(Saved data entries)
◇ ◇ ◇ ◇ ◇ ◇ ◇

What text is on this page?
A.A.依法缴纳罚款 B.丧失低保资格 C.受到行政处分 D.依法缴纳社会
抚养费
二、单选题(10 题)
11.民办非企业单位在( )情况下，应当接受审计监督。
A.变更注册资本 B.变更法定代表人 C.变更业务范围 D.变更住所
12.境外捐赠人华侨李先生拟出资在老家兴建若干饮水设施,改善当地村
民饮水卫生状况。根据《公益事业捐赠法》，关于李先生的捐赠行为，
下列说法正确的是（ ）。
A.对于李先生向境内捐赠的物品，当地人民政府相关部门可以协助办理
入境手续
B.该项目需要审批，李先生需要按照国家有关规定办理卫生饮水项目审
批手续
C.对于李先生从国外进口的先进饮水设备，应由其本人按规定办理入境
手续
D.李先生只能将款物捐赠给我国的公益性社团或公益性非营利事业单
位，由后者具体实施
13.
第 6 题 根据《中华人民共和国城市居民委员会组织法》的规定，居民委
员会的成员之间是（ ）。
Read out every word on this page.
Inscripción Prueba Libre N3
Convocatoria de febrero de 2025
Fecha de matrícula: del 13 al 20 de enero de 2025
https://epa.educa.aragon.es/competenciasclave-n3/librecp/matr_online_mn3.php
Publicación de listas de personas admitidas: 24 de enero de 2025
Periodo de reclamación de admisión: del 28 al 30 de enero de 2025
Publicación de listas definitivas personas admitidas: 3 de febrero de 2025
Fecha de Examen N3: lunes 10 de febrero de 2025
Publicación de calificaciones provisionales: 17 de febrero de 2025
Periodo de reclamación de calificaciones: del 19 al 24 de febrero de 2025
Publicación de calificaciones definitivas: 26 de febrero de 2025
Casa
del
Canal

◇ ◇ ◇ ◇ ◇ ◇ ◇

WRITTEN EXERCISE: Copy every line above in which the string "enero" shows up.

IN RESPONSE:
Fecha de matrícula: del 13 al 20 de enero de 2025
Publicación de listas de personas admitidas: 24 de enero de 2025
Periodo de reclamación de admisión: del 28 al 30 de enero de 2025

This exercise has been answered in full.